- **Entries supplied**
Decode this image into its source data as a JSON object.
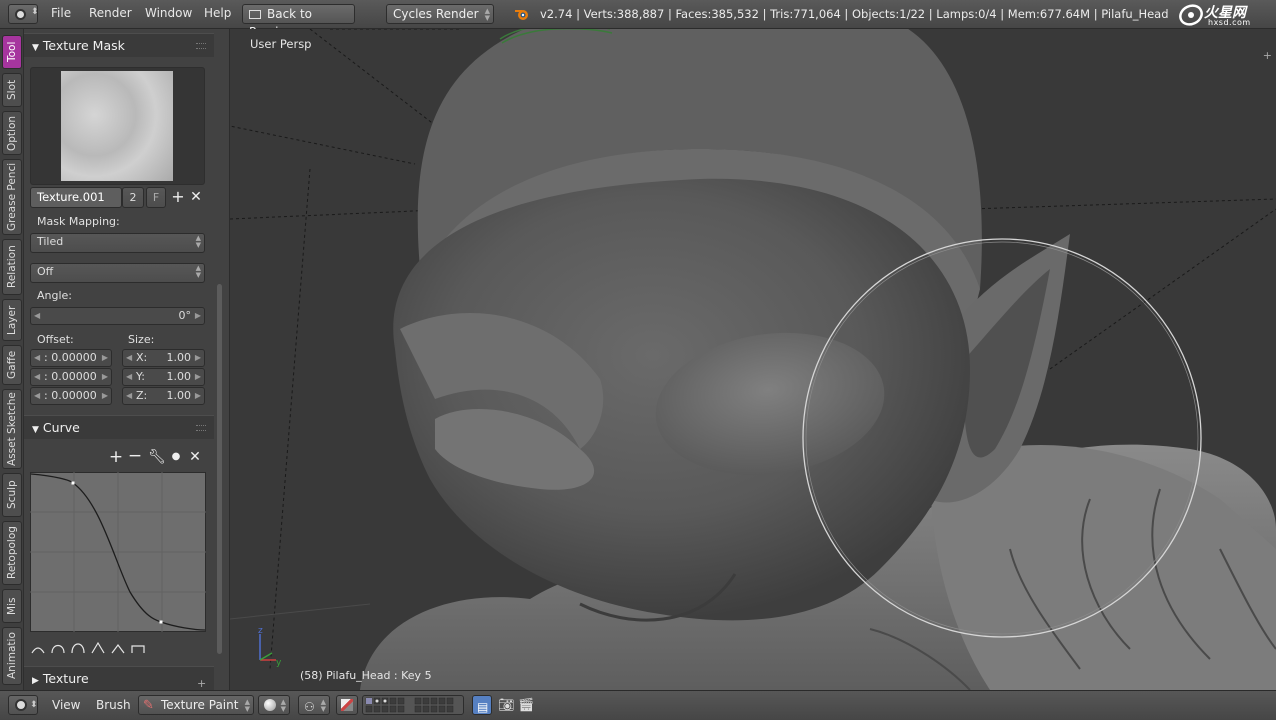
{
  "topbar": {
    "menu_file": "File",
    "menu_render": "Render",
    "menu_window": "Window",
    "menu_help": "Help",
    "back_label": "Back to Previous",
    "engine": "Cycles Render",
    "stats": "v2.74 | Verts:388,887 | Faces:385,532 | Tris:771,064 | Objects:1/22 | Lamps:0/4 | Mem:677.64M | Pilafu_Head",
    "watermark_text": "火星网",
    "watermark_url": "hxsd.com"
  },
  "tabs": [
    "Tool",
    "Slot",
    "Option",
    "Grease Penci",
    "Relation",
    "Layer",
    "Gaffe",
    "Asset Sketche",
    "Sculp",
    "Retopolog",
    "Mis",
    "Animatio"
  ],
  "active_tab": "Tool",
  "accent_color": "#a6359e",
  "panel": {
    "texture_mask_title": "Texture Mask",
    "texture_name": "Texture.001",
    "texture_users": "2",
    "fake_user": "F",
    "mask_mapping_label": "Mask Mapping:",
    "mapping_value": "Tiled",
    "random_value": "Off",
    "angle_label": "Angle:",
    "angle_value": "0°",
    "offset_label": "Offset:",
    "size_label": "Size:",
    "offset": [
      ": 0.00000",
      ": 0.00000",
      ": 0.00000"
    ],
    "size": [
      {
        "axis": "X:",
        "value": "1.00"
      },
      {
        "axis": "Y:",
        "value": "1.00"
      },
      {
        "axis": "Z:",
        "value": "1.00"
      }
    ],
    "curve_title": "Curve",
    "texture_title": "Texture"
  },
  "viewport": {
    "title": "User Persp",
    "status": "(58) Pilafu_Head : Key 5"
  },
  "bottombar": {
    "view": "View",
    "brush": "Brush",
    "mode": "Texture Paint"
  }
}
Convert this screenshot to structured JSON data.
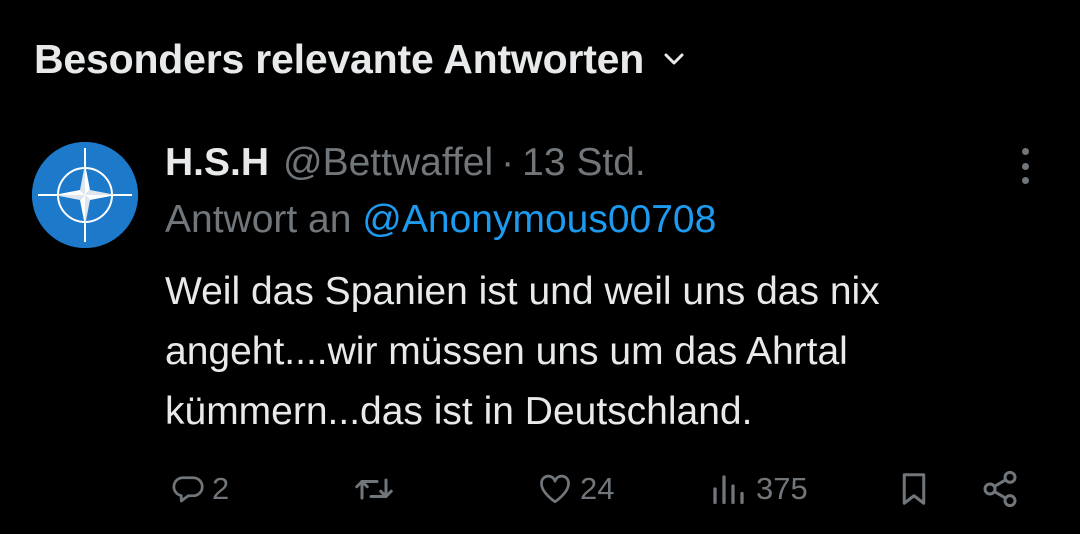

- **Problem details**
Return all the entries word for word, but omit any pictures they contain.

- **Written response**
Decode this image into its source data as a JSON object.
{
  "topbar": {
    "menu_file": "File",
    "menu_render": "Render",
    "menu_window": "Window",
    "menu_help": "Help",
    "back_label": "Back to Previous",
    "engine": "Cycles Render",
    "stats": "v2.74 | Verts:388,887 | Faces:385,532 | Tris:771,064 | Objects:1/22 | Lamps:0/4 | Mem:677.64M | Pilafu_Head",
    "watermark_text": "火星网",
    "watermark_url": "hxsd.com"
  },
  "tabs": [
    "Tool",
    "Slot",
    "Option",
    "Grease Penci",
    "Relation",
    "Layer",
    "Gaffe",
    "Asset Sketche",
    "Sculp",
    "Retopolog",
    "Mis",
    "Animatio"
  ],
  "active_tab": "Tool",
  "accent_color": "#a6359e",
  "panel": {
    "texture_mask_title": "Texture Mask",
    "texture_name": "Texture.001",
    "texture_users": "2",
    "fake_user": "F",
    "mask_mapping_label": "Mask Mapping:",
    "mapping_value": "Tiled",
    "random_value": "Off",
    "angle_label": "Angle:",
    "angle_value": "0°",
    "offset_label": "Offset:",
    "size_label": "Size:",
    "offset": [
      ": 0.00000",
      ": 0.00000",
      ": 0.00000"
    ],
    "size": [
      {
        "axis": "X:",
        "value": "1.00"
      },
      {
        "axis": "Y:",
        "value": "1.00"
      },
      {
        "axis": "Z:",
        "value": "1.00"
      }
    ],
    "curve_title": "Curve",
    "texture_title": "Texture"
  },
  "viewport": {
    "title": "User Persp",
    "status": "(58) Pilafu_Head : Key 5"
  },
  "bottombar": {
    "view": "View",
    "brush": "Brush",
    "mode": "Texture Paint"
  }
}
Convert this screenshot to structured JSON data.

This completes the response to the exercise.